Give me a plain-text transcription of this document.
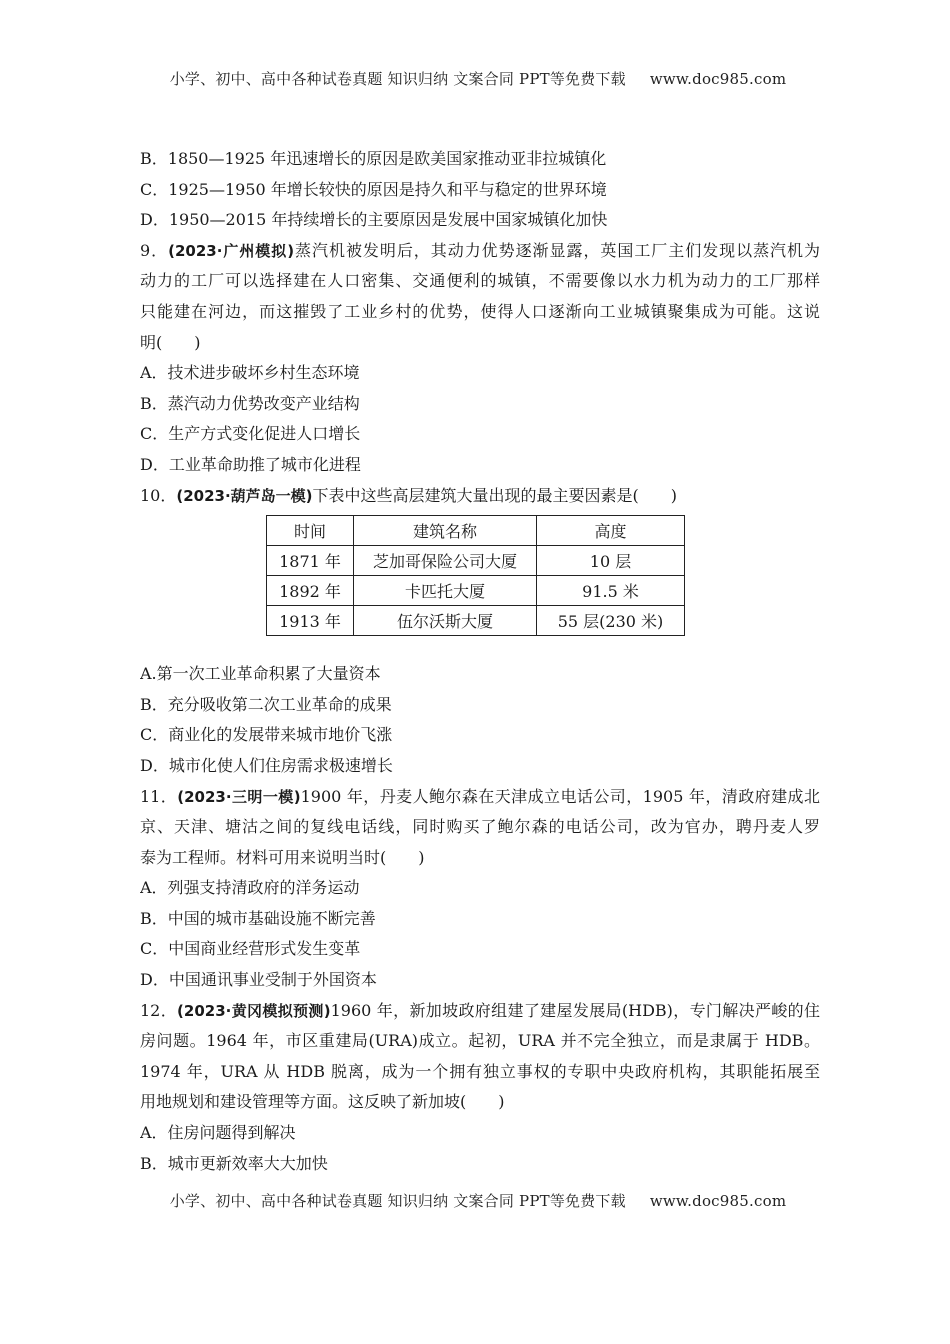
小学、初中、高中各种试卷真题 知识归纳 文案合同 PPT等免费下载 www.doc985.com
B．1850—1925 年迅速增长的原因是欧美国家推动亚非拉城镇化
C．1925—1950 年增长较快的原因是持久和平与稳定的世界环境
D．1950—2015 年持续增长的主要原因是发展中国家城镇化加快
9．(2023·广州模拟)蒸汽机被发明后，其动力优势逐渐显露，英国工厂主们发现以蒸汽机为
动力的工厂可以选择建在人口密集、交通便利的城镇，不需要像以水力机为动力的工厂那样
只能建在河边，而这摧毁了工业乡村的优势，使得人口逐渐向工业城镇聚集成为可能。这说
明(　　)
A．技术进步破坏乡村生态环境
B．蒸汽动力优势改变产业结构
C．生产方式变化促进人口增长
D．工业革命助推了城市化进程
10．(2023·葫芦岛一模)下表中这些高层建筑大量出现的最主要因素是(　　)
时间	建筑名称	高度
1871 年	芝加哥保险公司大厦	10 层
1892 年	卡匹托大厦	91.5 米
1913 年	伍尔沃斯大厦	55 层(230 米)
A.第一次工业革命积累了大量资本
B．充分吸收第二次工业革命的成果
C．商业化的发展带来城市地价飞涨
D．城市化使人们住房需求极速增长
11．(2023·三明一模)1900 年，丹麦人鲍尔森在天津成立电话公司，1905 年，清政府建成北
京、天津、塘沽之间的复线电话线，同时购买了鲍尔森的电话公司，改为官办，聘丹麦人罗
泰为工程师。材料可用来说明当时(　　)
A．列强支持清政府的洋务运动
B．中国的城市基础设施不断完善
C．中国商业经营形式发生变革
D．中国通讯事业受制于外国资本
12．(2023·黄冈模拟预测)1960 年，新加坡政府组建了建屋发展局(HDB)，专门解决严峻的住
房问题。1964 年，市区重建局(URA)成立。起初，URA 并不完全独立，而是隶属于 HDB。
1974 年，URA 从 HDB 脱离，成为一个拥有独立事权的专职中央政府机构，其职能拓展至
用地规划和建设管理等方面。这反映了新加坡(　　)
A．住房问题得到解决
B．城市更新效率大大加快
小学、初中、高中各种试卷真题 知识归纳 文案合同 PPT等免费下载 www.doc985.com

● ● ●

Exercise requirements
Reproduce the records verbatim, omitting all images they contain.

Answer to the task
Give me a plain-text transcription of this document.
小学、初中、高中各种试卷真题 知识归纳 文案合同 PPT等免费下载 www.doc985.com
B．1850—1925 年迅速增长的原因是欧美国家推动亚非拉城镇化
C．1925—1950 年增长较快的原因是持久和平与稳定的世界环境
D．1950—2015 年持续增长的主要原因是发展中国家城镇化加快
9．(2023·广州模拟)蒸汽机被发明后，其动力优势逐渐显露，英国工厂主们发现以蒸汽机为
动力的工厂可以选择建在人口密集、交通便利的城镇，不需要像以水力机为动力的工厂那样
只能建在河边，而这摧毁了工业乡村的优势，使得人口逐渐向工业城镇聚集成为可能。这说
明(　　)
A．技术进步破坏乡村生态环境
B．蒸汽动力优势改变产业结构
C．生产方式变化促进人口增长
D．工业革命助推了城市化进程
10．(2023·葫芦岛一模)下表中这些高层建筑大量出现的最主要因素是(　　)
时间	建筑名称	高度
1871 年	芝加哥保险公司大厦	10 层
1892 年	卡匹托大厦	91.5 米
1913 年	伍尔沃斯大厦	55 层(230 米)
A.第一次工业革命积累了大量资本
B．充分吸收第二次工业革命的成果
C．商业化的发展带来城市地价飞涨
D．城市化使人们住房需求极速增长
11．(2023·三明一模)1900 年，丹麦人鲍尔森在天津成立电话公司，1905 年，清政府建成北
京、天津、塘沽之间的复线电话线，同时购买了鲍尔森的电话公司，改为官办，聘丹麦人罗
泰为工程师。材料可用来说明当时(　　)
A．列强支持清政府的洋务运动
B．中国的城市基础设施不断完善
C．中国商业经营形式发生变革
D．中国通讯事业受制于外国资本
12．(2023·黄冈模拟预测)1960 年，新加坡政府组建了建屋发展局(HDB)，专门解决严峻的住
房问题。1964 年，市区重建局(URA)成立。起初，URA 并不完全独立，而是隶属于 HDB。
1974 年，URA 从 HDB 脱离，成为一个拥有独立事权的专职中央政府机构，其职能拓展至
用地规划和建设管理等方面。这反映了新加坡(　　)
A．住房问题得到解决
B．城市更新效率大大加快
小学、初中、高中各种试卷真题 知识归纳 文案合同 PPT等免费下载 www.doc985.com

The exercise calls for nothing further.